Retype each line exactly. Skip images.

-- begin --

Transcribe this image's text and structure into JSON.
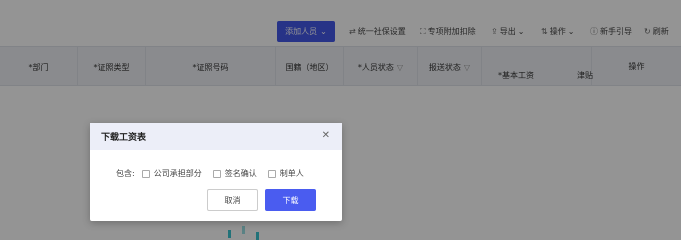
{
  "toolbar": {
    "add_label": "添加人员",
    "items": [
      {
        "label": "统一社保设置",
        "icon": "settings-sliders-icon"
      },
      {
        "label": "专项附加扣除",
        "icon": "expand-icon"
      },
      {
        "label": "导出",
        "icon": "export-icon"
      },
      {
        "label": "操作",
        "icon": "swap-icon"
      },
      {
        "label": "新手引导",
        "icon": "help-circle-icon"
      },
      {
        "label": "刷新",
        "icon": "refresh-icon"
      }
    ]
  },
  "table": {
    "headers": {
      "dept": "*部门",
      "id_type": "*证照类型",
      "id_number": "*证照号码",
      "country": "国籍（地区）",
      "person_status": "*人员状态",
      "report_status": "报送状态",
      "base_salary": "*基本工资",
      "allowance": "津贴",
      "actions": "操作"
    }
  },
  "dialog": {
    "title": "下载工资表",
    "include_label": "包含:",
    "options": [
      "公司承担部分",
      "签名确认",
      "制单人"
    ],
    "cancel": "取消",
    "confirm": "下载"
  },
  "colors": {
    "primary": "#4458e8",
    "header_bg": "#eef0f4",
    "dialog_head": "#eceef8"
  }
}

-- end --

TASK ANSWER:
Transcribe this image's text and structure into JSON.
{
  "toolbar": {
    "add_label": "添加人员",
    "items": [
      {
        "label": "统一社保设置",
        "icon": "settings-sliders-icon"
      },
      {
        "label": "专项附加扣除",
        "icon": "expand-icon"
      },
      {
        "label": "导出",
        "icon": "export-icon"
      },
      {
        "label": "操作",
        "icon": "swap-icon"
      },
      {
        "label": "新手引导",
        "icon": "help-circle-icon"
      },
      {
        "label": "刷新",
        "icon": "refresh-icon"
      }
    ]
  },
  "table": {
    "headers": {
      "dept": "*部门",
      "id_type": "*证照类型",
      "id_number": "*证照号码",
      "country": "国籍（地区）",
      "person_status": "*人员状态",
      "report_status": "报送状态",
      "base_salary": "*基本工资",
      "allowance": "津贴",
      "actions": "操作"
    }
  },
  "dialog": {
    "title": "下载工资表",
    "include_label": "包含:",
    "options": [
      "公司承担部分",
      "签名确认",
      "制单人"
    ],
    "cancel": "取消",
    "confirm": "下载"
  },
  "colors": {
    "primary": "#4458e8",
    "header_bg": "#eef0f4",
    "dialog_head": "#eceef8"
  }
}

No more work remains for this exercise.